Repeat all of the records verbatim.

--- Begin ---

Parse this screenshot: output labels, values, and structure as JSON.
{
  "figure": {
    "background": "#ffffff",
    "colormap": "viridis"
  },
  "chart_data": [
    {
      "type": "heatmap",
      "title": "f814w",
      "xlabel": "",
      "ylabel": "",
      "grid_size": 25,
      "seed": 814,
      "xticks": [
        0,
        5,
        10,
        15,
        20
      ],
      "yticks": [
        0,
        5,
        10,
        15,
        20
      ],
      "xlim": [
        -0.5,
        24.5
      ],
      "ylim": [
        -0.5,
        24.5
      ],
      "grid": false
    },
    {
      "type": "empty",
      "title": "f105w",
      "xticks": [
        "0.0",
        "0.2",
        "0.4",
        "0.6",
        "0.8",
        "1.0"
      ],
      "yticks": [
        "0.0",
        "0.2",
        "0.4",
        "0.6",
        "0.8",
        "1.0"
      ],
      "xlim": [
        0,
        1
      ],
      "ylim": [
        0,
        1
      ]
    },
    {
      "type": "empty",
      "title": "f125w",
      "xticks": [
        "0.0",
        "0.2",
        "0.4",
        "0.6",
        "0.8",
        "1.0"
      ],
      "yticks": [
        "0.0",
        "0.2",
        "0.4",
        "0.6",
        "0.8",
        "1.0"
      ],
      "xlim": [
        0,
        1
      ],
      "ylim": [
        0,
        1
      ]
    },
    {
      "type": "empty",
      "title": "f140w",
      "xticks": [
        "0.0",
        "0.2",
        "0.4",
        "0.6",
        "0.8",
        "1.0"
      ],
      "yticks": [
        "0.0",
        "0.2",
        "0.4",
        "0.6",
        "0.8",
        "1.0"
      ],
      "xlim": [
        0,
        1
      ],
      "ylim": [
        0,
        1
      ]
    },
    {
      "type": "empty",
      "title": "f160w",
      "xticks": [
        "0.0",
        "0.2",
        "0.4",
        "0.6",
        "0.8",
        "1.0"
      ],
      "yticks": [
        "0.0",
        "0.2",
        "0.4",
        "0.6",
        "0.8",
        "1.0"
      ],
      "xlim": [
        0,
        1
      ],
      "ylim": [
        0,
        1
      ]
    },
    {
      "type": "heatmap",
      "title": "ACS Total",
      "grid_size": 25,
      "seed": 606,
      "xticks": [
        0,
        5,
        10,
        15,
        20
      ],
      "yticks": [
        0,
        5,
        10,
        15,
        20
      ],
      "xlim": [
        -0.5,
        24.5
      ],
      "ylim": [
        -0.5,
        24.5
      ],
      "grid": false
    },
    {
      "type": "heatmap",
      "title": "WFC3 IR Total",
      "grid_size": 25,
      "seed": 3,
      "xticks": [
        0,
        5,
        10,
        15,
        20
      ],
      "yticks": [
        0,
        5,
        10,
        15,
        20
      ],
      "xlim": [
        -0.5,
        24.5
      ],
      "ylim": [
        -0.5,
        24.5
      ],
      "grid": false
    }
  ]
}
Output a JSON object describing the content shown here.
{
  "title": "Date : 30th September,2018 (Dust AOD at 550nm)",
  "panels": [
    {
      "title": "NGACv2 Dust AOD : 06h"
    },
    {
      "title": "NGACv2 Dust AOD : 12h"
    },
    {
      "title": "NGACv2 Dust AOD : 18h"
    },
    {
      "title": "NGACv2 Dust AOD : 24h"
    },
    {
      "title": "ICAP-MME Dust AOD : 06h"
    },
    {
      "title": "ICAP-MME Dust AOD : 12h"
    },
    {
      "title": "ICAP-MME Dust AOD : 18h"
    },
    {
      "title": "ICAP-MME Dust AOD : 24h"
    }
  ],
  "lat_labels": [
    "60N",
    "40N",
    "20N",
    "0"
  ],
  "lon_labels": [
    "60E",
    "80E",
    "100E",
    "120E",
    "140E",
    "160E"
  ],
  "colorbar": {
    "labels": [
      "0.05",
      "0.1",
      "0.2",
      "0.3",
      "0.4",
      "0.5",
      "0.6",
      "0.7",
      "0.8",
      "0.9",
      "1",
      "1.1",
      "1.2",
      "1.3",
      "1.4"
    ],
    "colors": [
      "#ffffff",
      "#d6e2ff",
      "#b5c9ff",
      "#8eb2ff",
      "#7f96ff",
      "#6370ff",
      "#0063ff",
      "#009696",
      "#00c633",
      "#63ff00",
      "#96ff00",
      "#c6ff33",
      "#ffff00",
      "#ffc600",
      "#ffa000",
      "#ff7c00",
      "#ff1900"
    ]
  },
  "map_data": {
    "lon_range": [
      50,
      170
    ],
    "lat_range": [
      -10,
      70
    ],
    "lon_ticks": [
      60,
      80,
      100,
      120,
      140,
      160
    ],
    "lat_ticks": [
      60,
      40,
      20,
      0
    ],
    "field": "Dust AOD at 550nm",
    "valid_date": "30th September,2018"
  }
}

--- End ---

Task response:
Parse this screenshot: output labels, values, and structure as JSON.
{
  "figure": {
    "background": "#ffffff",
    "colormap": "viridis"
  },
  "chart_data": [
    {
      "type": "heatmap",
      "title": "f814w",
      "xlabel": "",
      "ylabel": "",
      "grid_size": 25,
      "seed": 814,
      "xticks": [
        0,
        5,
        10,
        15,
        20
      ],
      "yticks": [
        0,
        5,
        10,
        15,
        20
      ],
      "xlim": [
        -0.5,
        24.5
      ],
      "ylim": [
        -0.5,
        24.5
      ],
      "grid": false
    },
    {
      "type": "empty",
      "title": "f105w",
      "xticks": [
        "0.0",
        "0.2",
        "0.4",
        "0.6",
        "0.8",
        "1.0"
      ],
      "yticks": [
        "0.0",
        "0.2",
        "0.4",
        "0.6",
        "0.8",
        "1.0"
      ],
      "xlim": [
        0,
        1
      ],
      "ylim": [
        0,
        1
      ]
    },
    {
      "type": "empty",
      "title": "f125w",
      "xticks": [
        "0.0",
        "0.2",
        "0.4",
        "0.6",
        "0.8",
        "1.0"
      ],
      "yticks": [
        "0.0",
        "0.2",
        "0.4",
        "0.6",
        "0.8",
        "1.0"
      ],
      "xlim": [
        0,
        1
      ],
      "ylim": [
        0,
        1
      ]
    },
    {
      "type": "empty",
      "title": "f140w",
      "xticks": [
        "0.0",
        "0.2",
        "0.4",
        "0.6",
        "0.8",
        "1.0"
      ],
      "yticks": [
        "0.0",
        "0.2",
        "0.4",
        "0.6",
        "0.8",
        "1.0"
      ],
      "xlim": [
        0,
        1
      ],
      "ylim": [
        0,
        1
      ]
    },
    {
      "type": "empty",
      "title": "f160w",
      "xticks": [
        "0.0",
        "0.2",
        "0.4",
        "0.6",
        "0.8",
        "1.0"
      ],
      "yticks": [
        "0.0",
        "0.2",
        "0.4",
        "0.6",
        "0.8",
        "1.0"
      ],
      "xlim": [
        0,
        1
      ],
      "ylim": [
        0,
        1
      ]
    },
    {
      "type": "heatmap",
      "title": "ACS Total",
      "grid_size": 25,
      "seed": 606,
      "xticks": [
        0,
        5,
        10,
        15,
        20
      ],
      "yticks": [
        0,
        5,
        10,
        15,
        20
      ],
      "xlim": [
        -0.5,
        24.5
      ],
      "ylim": [
        -0.5,
        24.5
      ],
      "grid": false
    },
    {
      "type": "heatmap",
      "title": "WFC3 IR Total",
      "grid_size": 25,
      "seed": 3,
      "xticks": [
        0,
        5,
        10,
        15,
        20
      ],
      "yticks": [
        0,
        5,
        10,
        15,
        20
      ],
      "xlim": [
        -0.5,
        24.5
      ],
      "ylim": [
        -0.5,
        24.5
      ],
      "grid": false
    }
  ]
}
Output a JSON object describing the content shown here.
{
  "title": "Date : 30th September,2018 (Dust AOD at 550nm)",
  "panels": [
    {
      "title": "NGACv2 Dust AOD : 06h"
    },
    {
      "title": "NGACv2 Dust AOD : 12h"
    },
    {
      "title": "NGACv2 Dust AOD : 18h"
    },
    {
      "title": "NGACv2 Dust AOD : 24h"
    },
    {
      "title": "ICAP-MME Dust AOD : 06h"
    },
    {
      "title": "ICAP-MME Dust AOD : 12h"
    },
    {
      "title": "ICAP-MME Dust AOD : 18h"
    },
    {
      "title": "ICAP-MME Dust AOD : 24h"
    }
  ],
  "lat_labels": [
    "60N",
    "40N",
    "20N",
    "0"
  ],
  "lon_labels": [
    "60E",
    "80E",
    "100E",
    "120E",
    "140E",
    "160E"
  ],
  "colorbar": {
    "labels": [
      "0.05",
      "0.1",
      "0.2",
      "0.3",
      "0.4",
      "0.5",
      "0.6",
      "0.7",
      "0.8",
      "0.9",
      "1",
      "1.1",
      "1.2",
      "1.3",
      "1.4"
    ],
    "colors": [
      "#ffffff",
      "#d6e2ff",
      "#b5c9ff",
      "#8eb2ff",
      "#7f96ff",
      "#6370ff",
      "#0063ff",
      "#009696",
      "#00c633",
      "#63ff00",
      "#96ff00",
      "#c6ff33",
      "#ffff00",
      "#ffc600",
      "#ffa000",
      "#ff7c00",
      "#ff1900"
    ]
  },
  "map_data": {
    "lon_range": [
      50,
      170
    ],
    "lat_range": [
      -10,
      70
    ],
    "lon_ticks": [
      60,
      80,
      100,
      120,
      140,
      160
    ],
    "lat_ticks": [
      60,
      40,
      20,
      0
    ],
    "field": "Dust AOD at 550nm",
    "valid_date": "30th September,2018"
  }
}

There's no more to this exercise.